Start of RECORDS SHOWN

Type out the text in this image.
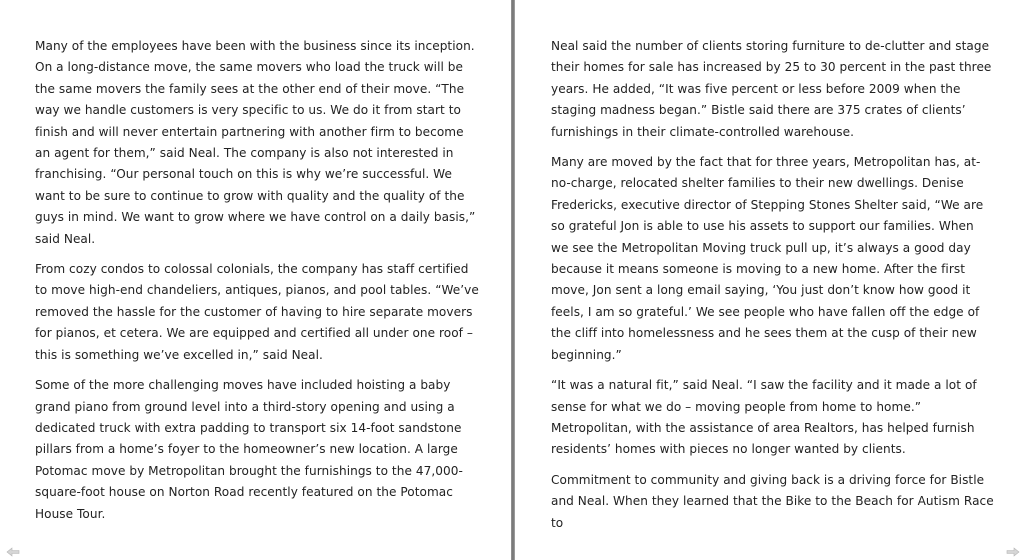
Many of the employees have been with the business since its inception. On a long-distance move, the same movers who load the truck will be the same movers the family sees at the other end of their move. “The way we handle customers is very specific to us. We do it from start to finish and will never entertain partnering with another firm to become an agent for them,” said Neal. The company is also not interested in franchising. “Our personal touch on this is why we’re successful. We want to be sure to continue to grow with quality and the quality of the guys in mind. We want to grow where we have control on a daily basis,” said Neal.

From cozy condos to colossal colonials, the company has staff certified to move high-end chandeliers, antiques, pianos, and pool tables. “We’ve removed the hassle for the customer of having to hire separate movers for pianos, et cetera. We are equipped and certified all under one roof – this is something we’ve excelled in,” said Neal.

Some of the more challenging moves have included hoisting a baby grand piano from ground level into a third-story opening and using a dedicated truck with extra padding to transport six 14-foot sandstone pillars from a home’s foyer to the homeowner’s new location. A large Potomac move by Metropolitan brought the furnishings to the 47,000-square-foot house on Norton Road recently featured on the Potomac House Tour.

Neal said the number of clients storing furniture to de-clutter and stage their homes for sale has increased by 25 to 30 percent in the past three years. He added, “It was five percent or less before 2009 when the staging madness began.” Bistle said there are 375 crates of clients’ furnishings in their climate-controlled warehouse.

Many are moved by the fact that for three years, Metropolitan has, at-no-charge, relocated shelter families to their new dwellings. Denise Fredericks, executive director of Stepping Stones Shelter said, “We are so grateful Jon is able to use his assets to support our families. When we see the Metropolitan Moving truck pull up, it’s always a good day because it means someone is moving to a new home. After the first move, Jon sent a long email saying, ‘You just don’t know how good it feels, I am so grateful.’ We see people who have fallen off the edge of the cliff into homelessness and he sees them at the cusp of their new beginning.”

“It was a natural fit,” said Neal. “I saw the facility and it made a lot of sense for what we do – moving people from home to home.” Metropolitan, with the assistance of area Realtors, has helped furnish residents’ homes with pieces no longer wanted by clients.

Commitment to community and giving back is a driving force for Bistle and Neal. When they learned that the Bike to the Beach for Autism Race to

End of RECORDS SHOWN

Extract the full listing exactly, with the pictures left out.

Type out the text in this image.
Many of the employees have been with the business since its inception. On a long-distance move, the same movers who load the truck will be the same movers the family sees at the other end of their move. “The way we handle customers is very specific to us. We do it from start to finish and will never entertain partnering with another firm to become an agent for them,” said Neal. The company is also not interested in franchising. “Our personal touch on this is why we’re successful. We want to be sure to continue to grow with quality and the quality of the guys in mind. We want to grow where we have control on a daily basis,” said Neal.

From cozy condos to colossal colonials, the company has staff certified to move high-end chandeliers, antiques, pianos, and pool tables. “We’ve removed the hassle for the customer of having to hire separate movers for pianos, et cetera. We are equipped and certified all under one roof – this is something we’ve excelled in,” said Neal.

Some of the more challenging moves have included hoisting a baby grand piano from ground level into a third-story opening and using a dedicated truck with extra padding to transport six 14-foot sandstone pillars from a home’s foyer to the homeowner’s new location. A large Potomac move by Metropolitan brought the furnishings to the 47,000-square-foot house on Norton Road recently featured on the Potomac House Tour.

Neal said the number of clients storing furniture to de-clutter and stage their homes for sale has increased by 25 to 30 percent in the past three years. He added, “It was five percent or less before 2009 when the staging madness began.” Bistle said there are 375 crates of clients’ furnishings in their climate-controlled warehouse.

Many are moved by the fact that for three years, Metropolitan has, at-no-charge, relocated shelter families to their new dwellings. Denise Fredericks, executive director of Stepping Stones Shelter said, “We are so grateful Jon is able to use his assets to support our families. When we see the Metropolitan Moving truck pull up, it’s always a good day because it means someone is moving to a new home. After the first move, Jon sent a long email saying, ‘You just don’t know how good it feels, I am so grateful.’ We see people who have fallen off the edge of the cliff into homelessness and he sees them at the cusp of their new beginning.”

“It was a natural fit,” said Neal. “I saw the facility and it made a lot of sense for what we do – moving people from home to home.” Metropolitan, with the assistance of area Realtors, has helped furnish residents’ homes with pieces no longer wanted by clients.

Commitment to community and giving back is a driving force for Bistle and Neal. When they learned that the Bike to the Beach for Autism Race to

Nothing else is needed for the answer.